To be done: Leaving out all pictures, copy exactly the lines from the one containing "Parse this screenshot: output" down to the one containing "Enumerate this screenshot's", both of them included.
-- start Provided data --
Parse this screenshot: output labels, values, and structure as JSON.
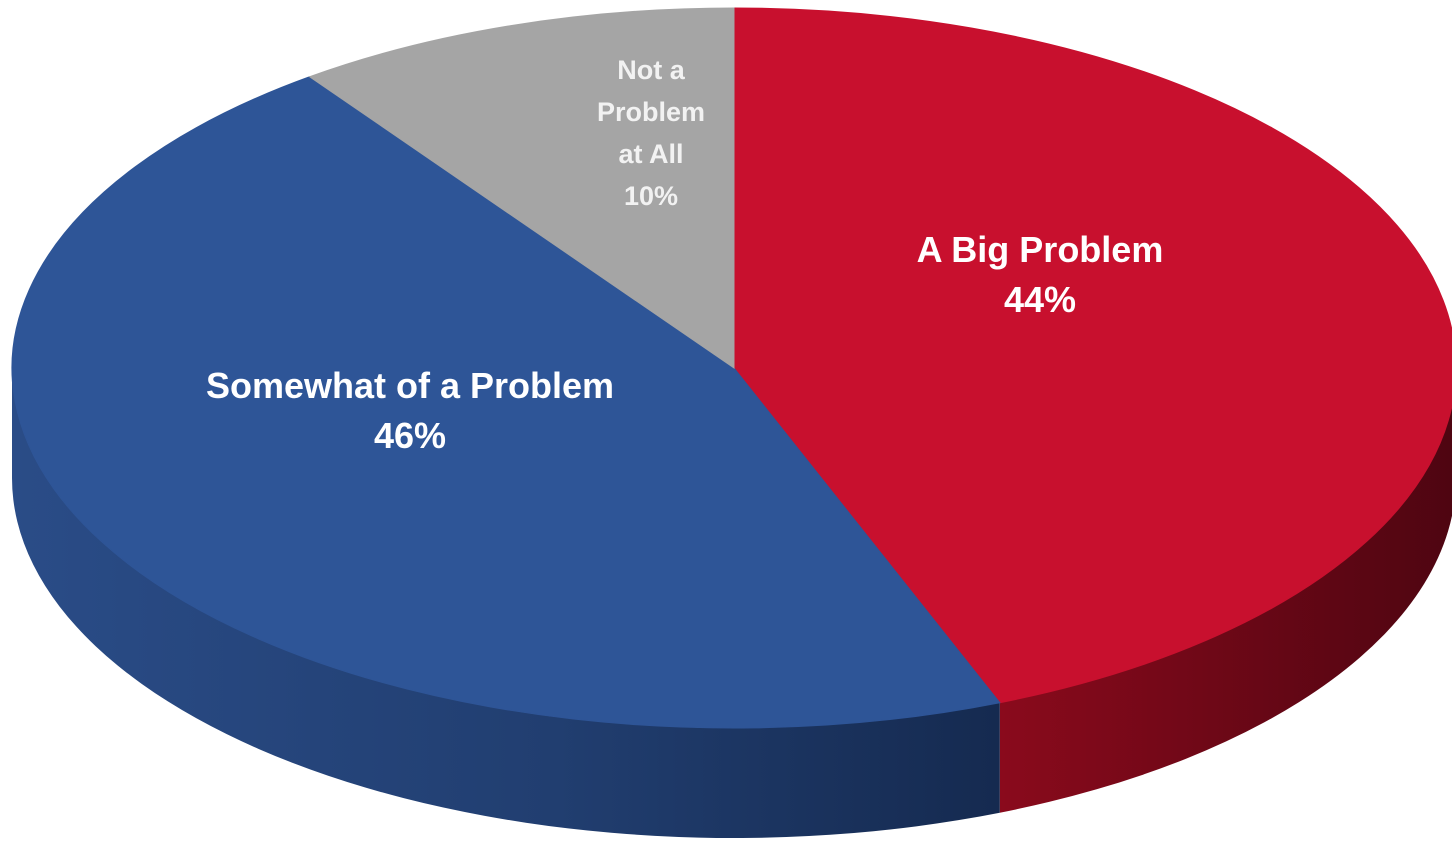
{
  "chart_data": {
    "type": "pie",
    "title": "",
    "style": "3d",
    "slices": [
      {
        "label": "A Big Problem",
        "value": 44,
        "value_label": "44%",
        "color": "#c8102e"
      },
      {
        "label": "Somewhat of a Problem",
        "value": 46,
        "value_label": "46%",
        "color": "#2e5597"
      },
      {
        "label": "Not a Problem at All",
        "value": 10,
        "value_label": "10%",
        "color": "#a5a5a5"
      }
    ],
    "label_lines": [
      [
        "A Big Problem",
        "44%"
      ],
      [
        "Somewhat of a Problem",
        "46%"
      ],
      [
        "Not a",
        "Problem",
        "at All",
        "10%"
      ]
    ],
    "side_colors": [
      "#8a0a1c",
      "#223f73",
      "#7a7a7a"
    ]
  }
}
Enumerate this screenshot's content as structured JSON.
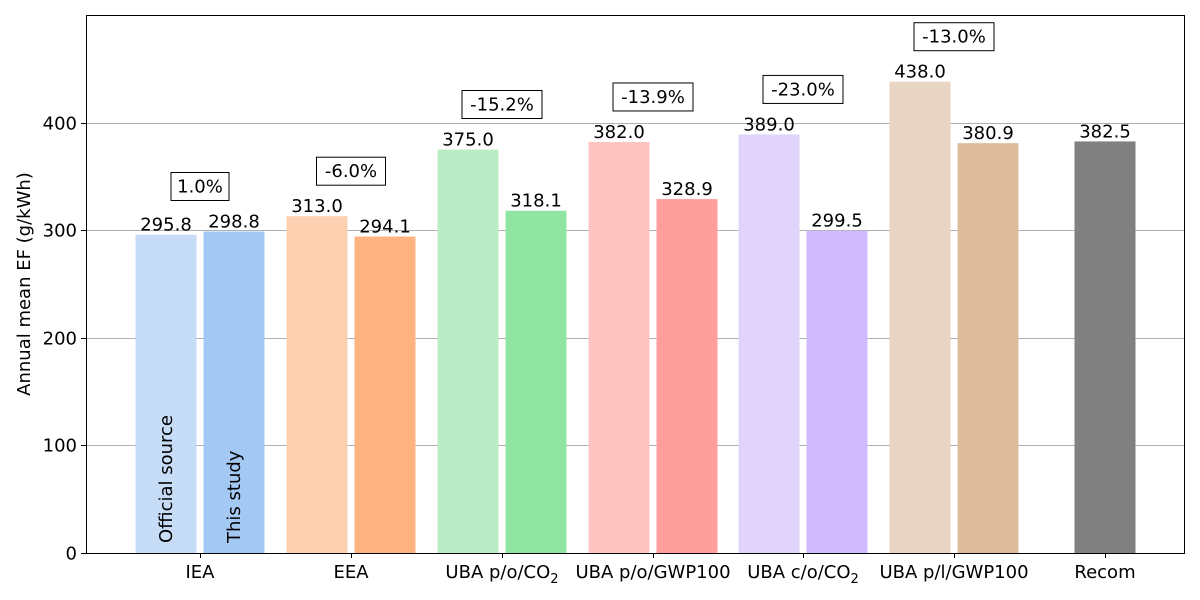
-- end Provided data --
-- start Provided data --
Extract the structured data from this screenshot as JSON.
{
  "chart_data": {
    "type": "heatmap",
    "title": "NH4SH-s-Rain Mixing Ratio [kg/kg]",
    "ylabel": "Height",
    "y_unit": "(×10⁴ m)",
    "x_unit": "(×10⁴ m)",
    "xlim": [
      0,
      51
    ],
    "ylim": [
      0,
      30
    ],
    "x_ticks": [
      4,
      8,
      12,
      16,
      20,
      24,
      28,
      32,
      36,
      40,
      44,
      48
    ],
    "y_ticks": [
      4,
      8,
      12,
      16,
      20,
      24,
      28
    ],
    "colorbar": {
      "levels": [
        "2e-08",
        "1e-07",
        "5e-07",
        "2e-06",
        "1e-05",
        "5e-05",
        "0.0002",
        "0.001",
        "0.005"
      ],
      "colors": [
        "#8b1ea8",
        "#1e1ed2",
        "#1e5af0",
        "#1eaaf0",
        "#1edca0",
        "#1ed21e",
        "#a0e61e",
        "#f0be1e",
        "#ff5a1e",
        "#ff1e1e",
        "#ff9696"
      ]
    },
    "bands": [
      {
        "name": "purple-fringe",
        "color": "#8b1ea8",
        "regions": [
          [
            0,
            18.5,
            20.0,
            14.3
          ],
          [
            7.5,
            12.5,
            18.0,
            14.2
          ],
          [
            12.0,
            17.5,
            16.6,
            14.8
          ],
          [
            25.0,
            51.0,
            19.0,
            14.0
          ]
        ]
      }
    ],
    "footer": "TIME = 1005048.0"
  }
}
-- end Provided data --
-- start Provided data --
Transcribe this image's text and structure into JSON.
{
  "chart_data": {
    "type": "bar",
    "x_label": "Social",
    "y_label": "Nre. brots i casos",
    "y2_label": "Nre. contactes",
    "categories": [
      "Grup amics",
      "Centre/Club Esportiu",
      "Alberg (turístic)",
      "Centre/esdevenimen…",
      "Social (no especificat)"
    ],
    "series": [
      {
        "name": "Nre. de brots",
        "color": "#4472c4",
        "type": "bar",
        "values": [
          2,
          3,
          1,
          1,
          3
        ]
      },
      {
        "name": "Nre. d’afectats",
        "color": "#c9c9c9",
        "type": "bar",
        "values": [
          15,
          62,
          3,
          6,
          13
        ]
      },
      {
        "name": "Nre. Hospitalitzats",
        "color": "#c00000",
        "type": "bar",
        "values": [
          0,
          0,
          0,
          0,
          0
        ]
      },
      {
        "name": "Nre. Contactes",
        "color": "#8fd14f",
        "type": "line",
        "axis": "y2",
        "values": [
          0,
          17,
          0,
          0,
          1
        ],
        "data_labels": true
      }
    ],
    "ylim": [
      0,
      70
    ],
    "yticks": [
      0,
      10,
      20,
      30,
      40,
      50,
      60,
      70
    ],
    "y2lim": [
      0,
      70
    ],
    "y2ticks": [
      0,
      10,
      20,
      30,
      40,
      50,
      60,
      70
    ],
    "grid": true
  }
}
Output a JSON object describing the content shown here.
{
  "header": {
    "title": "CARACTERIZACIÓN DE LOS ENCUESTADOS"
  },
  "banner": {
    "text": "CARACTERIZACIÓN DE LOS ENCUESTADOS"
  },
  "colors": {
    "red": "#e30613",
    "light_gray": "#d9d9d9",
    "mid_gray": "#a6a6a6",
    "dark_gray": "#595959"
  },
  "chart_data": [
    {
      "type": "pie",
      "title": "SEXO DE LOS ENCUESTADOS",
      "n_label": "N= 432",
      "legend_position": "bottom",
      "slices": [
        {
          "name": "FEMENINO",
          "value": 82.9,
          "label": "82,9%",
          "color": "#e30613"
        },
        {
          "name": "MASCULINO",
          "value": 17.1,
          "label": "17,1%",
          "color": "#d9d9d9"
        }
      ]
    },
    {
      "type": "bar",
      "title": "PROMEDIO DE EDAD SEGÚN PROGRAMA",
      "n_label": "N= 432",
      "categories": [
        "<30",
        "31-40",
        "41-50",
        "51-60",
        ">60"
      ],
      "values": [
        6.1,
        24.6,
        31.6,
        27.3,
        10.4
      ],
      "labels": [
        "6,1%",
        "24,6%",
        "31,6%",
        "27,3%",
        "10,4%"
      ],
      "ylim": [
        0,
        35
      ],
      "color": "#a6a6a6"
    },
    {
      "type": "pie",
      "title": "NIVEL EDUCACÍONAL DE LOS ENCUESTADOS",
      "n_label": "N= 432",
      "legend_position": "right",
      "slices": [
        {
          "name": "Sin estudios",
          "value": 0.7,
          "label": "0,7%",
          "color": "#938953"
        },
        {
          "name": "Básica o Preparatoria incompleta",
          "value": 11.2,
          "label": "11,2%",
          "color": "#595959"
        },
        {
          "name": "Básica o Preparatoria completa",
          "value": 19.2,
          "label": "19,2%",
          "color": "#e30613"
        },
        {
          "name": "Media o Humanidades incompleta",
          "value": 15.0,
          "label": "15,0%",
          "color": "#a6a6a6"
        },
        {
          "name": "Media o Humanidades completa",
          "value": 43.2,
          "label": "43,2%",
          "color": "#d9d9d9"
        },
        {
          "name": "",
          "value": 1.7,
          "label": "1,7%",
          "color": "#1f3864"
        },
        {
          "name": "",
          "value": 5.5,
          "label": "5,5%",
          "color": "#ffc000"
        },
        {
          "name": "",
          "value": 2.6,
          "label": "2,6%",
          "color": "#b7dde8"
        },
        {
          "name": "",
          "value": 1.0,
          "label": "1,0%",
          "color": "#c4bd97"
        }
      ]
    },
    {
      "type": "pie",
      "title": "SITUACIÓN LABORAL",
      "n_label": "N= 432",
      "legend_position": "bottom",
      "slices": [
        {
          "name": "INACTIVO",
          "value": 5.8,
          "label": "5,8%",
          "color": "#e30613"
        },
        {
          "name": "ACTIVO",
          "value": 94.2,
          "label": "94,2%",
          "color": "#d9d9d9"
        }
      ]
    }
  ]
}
-- end Provided data --
Response below:
Parse this screenshot: output labels, values, and structure as JSON.
{
  "chart_data": {
    "type": "pie",
    "title": "",
    "style": "3d",
    "slices": [
      {
        "label": "A Big Problem",
        "value": 44,
        "value_label": "44%",
        "color": "#c8102e"
      },
      {
        "label": "Somewhat of a Problem",
        "value": 46,
        "value_label": "46%",
        "color": "#2e5597"
      },
      {
        "label": "Not a Problem at All",
        "value": 10,
        "value_label": "10%",
        "color": "#a5a5a5"
      }
    ],
    "label_lines": [
      [
        "A Big Problem",
        "44%"
      ],
      [
        "Somewhat of a Problem",
        "46%"
      ],
      [
        "Not a",
        "Problem",
        "at All",
        "10%"
      ]
    ],
    "side_colors": [
      "#8a0a1c",
      "#223f73",
      "#7a7a7a"
    ]
  }
}
Enumerate this screenshot's content as structured JSON.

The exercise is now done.